Saved data entries

***

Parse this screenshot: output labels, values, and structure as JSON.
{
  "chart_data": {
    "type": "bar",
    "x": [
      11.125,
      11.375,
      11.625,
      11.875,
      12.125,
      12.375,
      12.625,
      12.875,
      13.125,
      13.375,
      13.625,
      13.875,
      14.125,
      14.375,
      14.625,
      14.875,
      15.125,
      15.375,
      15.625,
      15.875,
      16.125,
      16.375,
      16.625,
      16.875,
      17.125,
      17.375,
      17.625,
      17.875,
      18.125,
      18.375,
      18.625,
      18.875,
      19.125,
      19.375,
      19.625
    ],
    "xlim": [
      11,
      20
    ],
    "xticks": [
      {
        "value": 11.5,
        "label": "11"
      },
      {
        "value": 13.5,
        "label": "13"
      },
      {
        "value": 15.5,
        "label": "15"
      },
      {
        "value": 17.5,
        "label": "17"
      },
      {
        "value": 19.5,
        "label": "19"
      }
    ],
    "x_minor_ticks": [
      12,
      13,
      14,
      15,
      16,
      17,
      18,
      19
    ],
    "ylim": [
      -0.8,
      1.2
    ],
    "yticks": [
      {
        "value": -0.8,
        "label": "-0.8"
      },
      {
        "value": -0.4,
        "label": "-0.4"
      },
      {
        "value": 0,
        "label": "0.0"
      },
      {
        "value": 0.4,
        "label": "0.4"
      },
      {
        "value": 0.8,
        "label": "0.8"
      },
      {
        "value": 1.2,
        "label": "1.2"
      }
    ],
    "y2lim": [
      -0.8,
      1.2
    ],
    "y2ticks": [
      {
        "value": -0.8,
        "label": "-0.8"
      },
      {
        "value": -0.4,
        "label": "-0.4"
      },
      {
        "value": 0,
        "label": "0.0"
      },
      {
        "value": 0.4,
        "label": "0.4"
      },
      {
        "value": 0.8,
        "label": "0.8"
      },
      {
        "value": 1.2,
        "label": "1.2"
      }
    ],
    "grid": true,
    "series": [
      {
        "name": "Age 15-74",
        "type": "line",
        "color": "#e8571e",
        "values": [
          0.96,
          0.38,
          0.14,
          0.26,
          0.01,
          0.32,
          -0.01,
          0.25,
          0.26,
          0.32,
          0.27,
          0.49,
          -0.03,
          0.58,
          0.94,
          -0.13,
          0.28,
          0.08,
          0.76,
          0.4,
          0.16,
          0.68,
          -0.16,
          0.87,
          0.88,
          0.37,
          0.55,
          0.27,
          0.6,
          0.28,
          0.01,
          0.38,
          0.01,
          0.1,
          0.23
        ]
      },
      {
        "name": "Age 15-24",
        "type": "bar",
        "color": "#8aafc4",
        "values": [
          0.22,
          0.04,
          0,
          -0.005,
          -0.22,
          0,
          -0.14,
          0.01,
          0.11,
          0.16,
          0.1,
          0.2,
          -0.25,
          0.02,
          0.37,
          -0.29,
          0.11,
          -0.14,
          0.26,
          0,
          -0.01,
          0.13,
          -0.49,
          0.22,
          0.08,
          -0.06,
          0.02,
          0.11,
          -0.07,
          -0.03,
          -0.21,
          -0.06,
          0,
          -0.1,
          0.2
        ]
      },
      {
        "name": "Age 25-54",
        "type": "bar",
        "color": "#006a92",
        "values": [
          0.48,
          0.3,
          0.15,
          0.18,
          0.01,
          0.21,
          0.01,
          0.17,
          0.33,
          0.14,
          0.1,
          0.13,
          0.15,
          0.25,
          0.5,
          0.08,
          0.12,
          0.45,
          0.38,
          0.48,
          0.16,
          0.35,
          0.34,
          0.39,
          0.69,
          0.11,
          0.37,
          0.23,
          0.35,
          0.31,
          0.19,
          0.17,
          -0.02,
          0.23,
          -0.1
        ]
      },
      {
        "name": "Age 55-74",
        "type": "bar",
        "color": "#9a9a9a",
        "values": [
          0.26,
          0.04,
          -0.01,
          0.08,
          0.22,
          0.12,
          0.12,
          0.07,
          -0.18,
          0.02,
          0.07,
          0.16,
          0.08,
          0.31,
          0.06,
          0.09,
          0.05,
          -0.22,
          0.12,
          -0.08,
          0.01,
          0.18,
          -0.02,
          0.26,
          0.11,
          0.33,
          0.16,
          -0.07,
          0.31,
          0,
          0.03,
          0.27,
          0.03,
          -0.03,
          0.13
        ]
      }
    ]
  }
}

***

__Work to do__: Look through the lines above and collect those with the word "name".

__Response to this task__:
        "name": "Age 15-74",
        "name": "Age 15-24",
        "name": "Age 25-54",
        "name": "Age 55-74",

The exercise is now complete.